PROBLEM STATEMENT — Your answer should be the complete data, copied exactly.

** Opening DATASET RECORDS block **

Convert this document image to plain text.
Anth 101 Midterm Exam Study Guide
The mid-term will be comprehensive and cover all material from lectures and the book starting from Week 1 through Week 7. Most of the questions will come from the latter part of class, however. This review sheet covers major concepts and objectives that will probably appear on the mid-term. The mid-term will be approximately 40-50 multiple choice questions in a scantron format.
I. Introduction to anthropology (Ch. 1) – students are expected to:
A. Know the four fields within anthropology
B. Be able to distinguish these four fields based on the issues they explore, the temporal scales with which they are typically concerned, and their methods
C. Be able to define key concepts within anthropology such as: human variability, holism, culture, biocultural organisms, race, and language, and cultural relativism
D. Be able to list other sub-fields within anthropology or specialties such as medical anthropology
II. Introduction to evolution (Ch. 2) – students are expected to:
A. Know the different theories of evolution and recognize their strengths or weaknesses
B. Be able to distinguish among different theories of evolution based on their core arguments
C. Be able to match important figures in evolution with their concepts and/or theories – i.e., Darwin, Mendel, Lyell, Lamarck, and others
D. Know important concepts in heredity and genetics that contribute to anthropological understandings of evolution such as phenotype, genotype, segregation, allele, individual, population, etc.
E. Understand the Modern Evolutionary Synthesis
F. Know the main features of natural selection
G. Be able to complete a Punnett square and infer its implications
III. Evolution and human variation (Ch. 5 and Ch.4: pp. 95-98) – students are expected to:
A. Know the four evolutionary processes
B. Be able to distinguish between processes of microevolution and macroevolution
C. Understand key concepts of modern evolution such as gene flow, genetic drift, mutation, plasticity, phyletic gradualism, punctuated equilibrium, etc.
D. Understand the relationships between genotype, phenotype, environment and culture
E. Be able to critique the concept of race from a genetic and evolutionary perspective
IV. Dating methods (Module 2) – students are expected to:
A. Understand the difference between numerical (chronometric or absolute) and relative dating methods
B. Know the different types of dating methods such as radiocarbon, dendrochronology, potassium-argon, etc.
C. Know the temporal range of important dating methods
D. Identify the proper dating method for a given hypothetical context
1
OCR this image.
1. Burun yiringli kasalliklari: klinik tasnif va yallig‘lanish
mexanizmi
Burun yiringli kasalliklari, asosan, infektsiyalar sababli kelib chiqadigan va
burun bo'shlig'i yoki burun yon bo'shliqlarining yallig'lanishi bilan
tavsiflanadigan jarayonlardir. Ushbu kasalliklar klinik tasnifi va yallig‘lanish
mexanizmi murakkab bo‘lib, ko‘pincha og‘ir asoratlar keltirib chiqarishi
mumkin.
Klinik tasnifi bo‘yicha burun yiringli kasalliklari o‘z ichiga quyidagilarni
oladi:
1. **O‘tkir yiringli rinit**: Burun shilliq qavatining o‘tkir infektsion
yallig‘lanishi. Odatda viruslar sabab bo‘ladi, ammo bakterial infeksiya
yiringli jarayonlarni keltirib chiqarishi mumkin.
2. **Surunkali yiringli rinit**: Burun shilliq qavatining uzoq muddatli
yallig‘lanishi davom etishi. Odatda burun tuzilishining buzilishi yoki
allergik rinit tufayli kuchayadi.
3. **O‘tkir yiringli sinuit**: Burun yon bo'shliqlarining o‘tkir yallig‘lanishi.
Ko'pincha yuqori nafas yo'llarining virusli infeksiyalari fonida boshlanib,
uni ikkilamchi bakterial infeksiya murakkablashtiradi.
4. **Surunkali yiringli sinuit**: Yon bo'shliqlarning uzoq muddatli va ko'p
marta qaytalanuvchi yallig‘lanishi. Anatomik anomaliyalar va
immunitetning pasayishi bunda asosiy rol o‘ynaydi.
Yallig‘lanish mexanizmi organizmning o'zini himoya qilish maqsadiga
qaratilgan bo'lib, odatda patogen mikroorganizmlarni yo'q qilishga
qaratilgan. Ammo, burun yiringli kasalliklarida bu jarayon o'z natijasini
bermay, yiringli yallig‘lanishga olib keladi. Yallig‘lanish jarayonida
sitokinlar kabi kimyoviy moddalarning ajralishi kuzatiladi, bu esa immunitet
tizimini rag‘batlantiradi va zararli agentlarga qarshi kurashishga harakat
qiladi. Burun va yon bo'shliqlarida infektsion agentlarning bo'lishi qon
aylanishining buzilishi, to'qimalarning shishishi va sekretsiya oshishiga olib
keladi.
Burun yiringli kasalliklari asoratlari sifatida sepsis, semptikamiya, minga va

** Closing DATASET RECORDS block **

RESPONSE —
Convert this document image to plain text.
Anth 101 Midterm Exam Study Guide
The mid-term will be comprehensive and cover all material from lectures and the book starting from Week 1 through Week 7. Most of the questions will come from the latter part of class, however. This review sheet covers major concepts and objectives that will probably appear on the mid-term. The mid-term will be approximately 40-50 multiple choice questions in a scantron format.
I. Introduction to anthropology (Ch. 1) – students are expected to:
A. Know the four fields within anthropology
B. Be able to distinguish these four fields based on the issues they explore, the temporal scales with which they are typically concerned, and their methods
C. Be able to define key concepts within anthropology such as: human variability, holism, culture, biocultural organisms, race, and language, and cultural relativism
D. Be able to list other sub-fields within anthropology or specialties such as medical anthropology
II. Introduction to evolution (Ch. 2) – students are expected to:
A. Know the different theories of evolution and recognize their strengths or weaknesses
B. Be able to distinguish among different theories of evolution based on their core arguments
C. Be able to match important figures in evolution with their concepts and/or theories – i.e., Darwin, Mendel, Lyell, Lamarck, and others
D. Know important concepts in heredity and genetics that contribute to anthropological understandings of evolution such as phenotype, genotype, segregation, allele, individual, population, etc.
E. Understand the Modern Evolutionary Synthesis
F. Know the main features of natural selection
G. Be able to complete a Punnett square and infer its implications
III. Evolution and human variation (Ch. 5 and Ch.4: pp. 95-98) – students are expected to:
A. Know the four evolutionary processes
B. Be able to distinguish between processes of microevolution and macroevolution
C. Understand key concepts of modern evolution such as gene flow, genetic drift, mutation, plasticity, phyletic gradualism, punctuated equilibrium, etc.
D. Understand the relationships between genotype, phenotype, environment and culture
E. Be able to critique the concept of race from a genetic and evolutionary perspective
IV. Dating methods (Module 2) – students are expected to:
A. Understand the difference between numerical (chronometric or absolute) and relative dating methods
B. Know the different types of dating methods such as radiocarbon, dendrochronology, potassium-argon, etc.
C. Know the temporal range of important dating methods
D. Identify the proper dating method for a given hypothetical context
1
OCR this image.
1. Burun yiringli kasalliklari: klinik tasnif va yallig‘lanish
mexanizmi
Burun yiringli kasalliklari, asosan, infektsiyalar sababli kelib chiqadigan va
burun bo'shlig'i yoki burun yon bo'shliqlarining yallig'lanishi bilan
tavsiflanadigan jarayonlardir. Ushbu kasalliklar klinik tasnifi va yallig‘lanish
mexanizmi murakkab bo‘lib, ko‘pincha og‘ir asoratlar keltirib chiqarishi
mumkin.
Klinik tasnifi bo‘yicha burun yiringli kasalliklari o‘z ichiga quyidagilarni
oladi:
1. **O‘tkir yiringli rinit**: Burun shilliq qavatining o‘tkir infektsion
yallig‘lanishi. Odatda viruslar sabab bo‘ladi, ammo bakterial infeksiya
yiringli jarayonlarni keltirib chiqarishi mumkin.
2. **Surunkali yiringli rinit**: Burun shilliq qavatining uzoq muddatli
yallig‘lanishi davom etishi. Odatda burun tuzilishining buzilishi yoki
allergik rinit tufayli kuchayadi.
3. **O‘tkir yiringli sinuit**: Burun yon bo'shliqlarining o‘tkir yallig‘lanishi.
Ko'pincha yuqori nafas yo'llarining virusli infeksiyalari fonida boshlanib,
uni ikkilamchi bakterial infeksiya murakkablashtiradi.
4. **Surunkali yiringli sinuit**: Yon bo'shliqlarning uzoq muddatli va ko'p
marta qaytalanuvchi yallig‘lanishi. Anatomik anomaliyalar va
immunitetning pasayishi bunda asosiy rol o‘ynaydi.
Yallig‘lanish mexanizmi organizmning o'zini himoya qilish maqsadiga
qaratilgan bo'lib, odatda patogen mikroorganizmlarni yo'q qilishga
qaratilgan. Ammo, burun yiringli kasalliklarida bu jarayon o'z natijasini
bermay, yiringli yallig‘lanishga olib keladi. Yallig‘lanish jarayonida
sitokinlar kabi kimyoviy moddalarning ajralishi kuzatiladi, bu esa immunitet
tizimini rag‘batlantiradi va zararli agentlarga qarshi kurashishga harakat
qiladi. Burun va yon bo'shliqlarida infektsion agentlarning bo'lishi qon
aylanishining buzilishi, to'qimalarning shishishi va sekretsiya oshishiga olib
keladi.
Burun yiringli kasalliklari asoratlari sifatida sepsis, semptikamiya, minga va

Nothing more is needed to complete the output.